Task requirements = Tell how many lines contain the word "Rotterdam". Reply with the number only.

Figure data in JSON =
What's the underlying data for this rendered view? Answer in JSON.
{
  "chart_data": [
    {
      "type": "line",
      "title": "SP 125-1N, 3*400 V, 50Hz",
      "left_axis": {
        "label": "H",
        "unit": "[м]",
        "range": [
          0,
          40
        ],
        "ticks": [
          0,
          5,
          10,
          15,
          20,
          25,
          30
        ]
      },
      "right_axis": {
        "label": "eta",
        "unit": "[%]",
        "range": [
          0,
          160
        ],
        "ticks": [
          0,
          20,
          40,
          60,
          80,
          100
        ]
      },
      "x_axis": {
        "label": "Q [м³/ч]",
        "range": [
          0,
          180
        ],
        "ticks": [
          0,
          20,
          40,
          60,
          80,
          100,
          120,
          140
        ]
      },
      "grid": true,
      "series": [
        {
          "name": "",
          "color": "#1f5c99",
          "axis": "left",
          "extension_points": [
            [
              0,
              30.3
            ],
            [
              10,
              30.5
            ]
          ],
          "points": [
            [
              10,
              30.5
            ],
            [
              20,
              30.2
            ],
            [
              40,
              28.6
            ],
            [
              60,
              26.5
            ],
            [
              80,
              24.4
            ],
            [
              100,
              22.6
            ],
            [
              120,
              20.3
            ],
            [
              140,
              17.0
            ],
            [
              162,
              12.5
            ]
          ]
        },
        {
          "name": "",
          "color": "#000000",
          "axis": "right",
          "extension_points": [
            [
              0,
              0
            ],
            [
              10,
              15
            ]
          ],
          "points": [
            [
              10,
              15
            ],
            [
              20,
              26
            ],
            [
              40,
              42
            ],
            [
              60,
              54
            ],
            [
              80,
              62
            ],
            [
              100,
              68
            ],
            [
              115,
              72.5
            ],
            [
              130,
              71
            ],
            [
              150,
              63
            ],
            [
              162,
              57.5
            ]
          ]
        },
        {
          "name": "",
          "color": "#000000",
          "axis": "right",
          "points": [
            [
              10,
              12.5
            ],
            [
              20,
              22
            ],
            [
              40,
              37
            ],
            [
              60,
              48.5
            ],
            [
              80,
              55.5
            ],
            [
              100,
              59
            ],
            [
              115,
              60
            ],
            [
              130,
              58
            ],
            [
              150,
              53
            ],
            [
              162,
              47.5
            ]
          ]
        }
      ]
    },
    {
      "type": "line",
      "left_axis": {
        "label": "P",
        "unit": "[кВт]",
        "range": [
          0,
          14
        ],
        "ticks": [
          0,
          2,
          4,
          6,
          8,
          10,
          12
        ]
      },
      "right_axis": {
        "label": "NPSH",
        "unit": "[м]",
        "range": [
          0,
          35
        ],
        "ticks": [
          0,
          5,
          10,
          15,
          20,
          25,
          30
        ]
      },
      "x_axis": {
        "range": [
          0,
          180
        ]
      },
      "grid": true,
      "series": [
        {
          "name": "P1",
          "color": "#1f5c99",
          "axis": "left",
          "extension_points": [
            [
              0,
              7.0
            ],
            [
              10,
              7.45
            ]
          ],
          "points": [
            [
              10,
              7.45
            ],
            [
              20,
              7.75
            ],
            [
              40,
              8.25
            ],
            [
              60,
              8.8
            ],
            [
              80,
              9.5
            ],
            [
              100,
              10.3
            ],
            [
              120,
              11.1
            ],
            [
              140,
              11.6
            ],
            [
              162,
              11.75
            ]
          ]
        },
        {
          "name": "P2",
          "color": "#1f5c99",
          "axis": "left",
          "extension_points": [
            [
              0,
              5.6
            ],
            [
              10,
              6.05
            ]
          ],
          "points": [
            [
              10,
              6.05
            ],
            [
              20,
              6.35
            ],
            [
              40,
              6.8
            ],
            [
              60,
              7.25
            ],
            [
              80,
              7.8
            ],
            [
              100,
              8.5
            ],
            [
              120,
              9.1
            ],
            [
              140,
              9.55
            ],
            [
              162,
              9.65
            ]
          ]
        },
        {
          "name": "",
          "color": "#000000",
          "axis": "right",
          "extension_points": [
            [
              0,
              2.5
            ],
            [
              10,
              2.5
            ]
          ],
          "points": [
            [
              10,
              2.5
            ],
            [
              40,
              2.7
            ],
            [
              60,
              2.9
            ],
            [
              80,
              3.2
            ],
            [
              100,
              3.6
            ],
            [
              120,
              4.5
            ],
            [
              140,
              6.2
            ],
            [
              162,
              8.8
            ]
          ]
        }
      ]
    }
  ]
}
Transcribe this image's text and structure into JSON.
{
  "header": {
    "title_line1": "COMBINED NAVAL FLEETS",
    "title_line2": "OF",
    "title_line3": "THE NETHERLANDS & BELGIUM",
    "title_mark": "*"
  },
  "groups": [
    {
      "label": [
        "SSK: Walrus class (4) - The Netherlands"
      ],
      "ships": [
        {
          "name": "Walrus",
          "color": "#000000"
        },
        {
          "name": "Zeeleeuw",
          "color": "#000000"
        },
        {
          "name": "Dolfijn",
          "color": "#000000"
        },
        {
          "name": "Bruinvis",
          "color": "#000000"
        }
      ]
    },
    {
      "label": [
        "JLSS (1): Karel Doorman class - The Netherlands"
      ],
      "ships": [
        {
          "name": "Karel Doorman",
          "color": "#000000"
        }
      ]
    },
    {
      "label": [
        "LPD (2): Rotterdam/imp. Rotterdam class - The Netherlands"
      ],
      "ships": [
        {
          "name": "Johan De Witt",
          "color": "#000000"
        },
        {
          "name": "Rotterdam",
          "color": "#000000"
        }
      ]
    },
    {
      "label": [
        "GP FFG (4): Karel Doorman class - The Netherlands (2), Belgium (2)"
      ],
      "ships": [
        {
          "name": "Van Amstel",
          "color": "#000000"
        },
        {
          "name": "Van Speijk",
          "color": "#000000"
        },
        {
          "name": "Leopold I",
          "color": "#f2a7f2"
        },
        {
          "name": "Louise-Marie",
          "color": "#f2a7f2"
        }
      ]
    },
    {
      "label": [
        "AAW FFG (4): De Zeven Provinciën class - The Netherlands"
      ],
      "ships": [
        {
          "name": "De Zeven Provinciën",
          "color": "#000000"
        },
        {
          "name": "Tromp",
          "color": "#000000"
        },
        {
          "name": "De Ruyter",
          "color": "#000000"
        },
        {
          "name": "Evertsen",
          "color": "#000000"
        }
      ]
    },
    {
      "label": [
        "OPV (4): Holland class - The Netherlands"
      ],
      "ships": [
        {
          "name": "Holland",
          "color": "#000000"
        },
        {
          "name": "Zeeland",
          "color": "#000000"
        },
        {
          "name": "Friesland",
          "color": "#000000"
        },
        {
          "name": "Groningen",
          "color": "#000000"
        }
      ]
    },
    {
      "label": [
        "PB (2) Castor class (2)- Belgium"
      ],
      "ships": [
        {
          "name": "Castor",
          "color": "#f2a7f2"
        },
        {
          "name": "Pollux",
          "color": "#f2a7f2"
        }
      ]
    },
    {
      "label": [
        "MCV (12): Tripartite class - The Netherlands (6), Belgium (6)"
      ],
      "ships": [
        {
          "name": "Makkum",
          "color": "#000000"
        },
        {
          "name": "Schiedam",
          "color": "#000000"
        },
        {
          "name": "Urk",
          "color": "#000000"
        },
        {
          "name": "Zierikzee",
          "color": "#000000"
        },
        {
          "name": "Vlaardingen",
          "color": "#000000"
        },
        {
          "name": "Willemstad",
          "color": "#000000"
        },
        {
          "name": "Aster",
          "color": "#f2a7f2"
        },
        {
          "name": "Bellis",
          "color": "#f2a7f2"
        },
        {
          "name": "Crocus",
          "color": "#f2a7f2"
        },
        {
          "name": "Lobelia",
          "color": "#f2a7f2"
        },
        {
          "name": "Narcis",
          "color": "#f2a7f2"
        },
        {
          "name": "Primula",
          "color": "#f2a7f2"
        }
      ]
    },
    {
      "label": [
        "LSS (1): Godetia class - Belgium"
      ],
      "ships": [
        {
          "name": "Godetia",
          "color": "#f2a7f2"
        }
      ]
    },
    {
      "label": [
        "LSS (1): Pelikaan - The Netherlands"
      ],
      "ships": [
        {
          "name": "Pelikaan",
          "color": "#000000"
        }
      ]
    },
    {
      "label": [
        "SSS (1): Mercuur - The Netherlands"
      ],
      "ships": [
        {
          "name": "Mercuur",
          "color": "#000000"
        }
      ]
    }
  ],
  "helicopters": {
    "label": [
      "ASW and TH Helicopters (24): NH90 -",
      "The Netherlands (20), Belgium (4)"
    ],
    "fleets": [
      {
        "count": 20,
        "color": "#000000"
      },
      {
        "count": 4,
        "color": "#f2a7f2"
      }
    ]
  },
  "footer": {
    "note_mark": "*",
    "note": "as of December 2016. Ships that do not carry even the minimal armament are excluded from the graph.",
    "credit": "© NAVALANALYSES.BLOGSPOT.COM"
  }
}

Expected answer = 2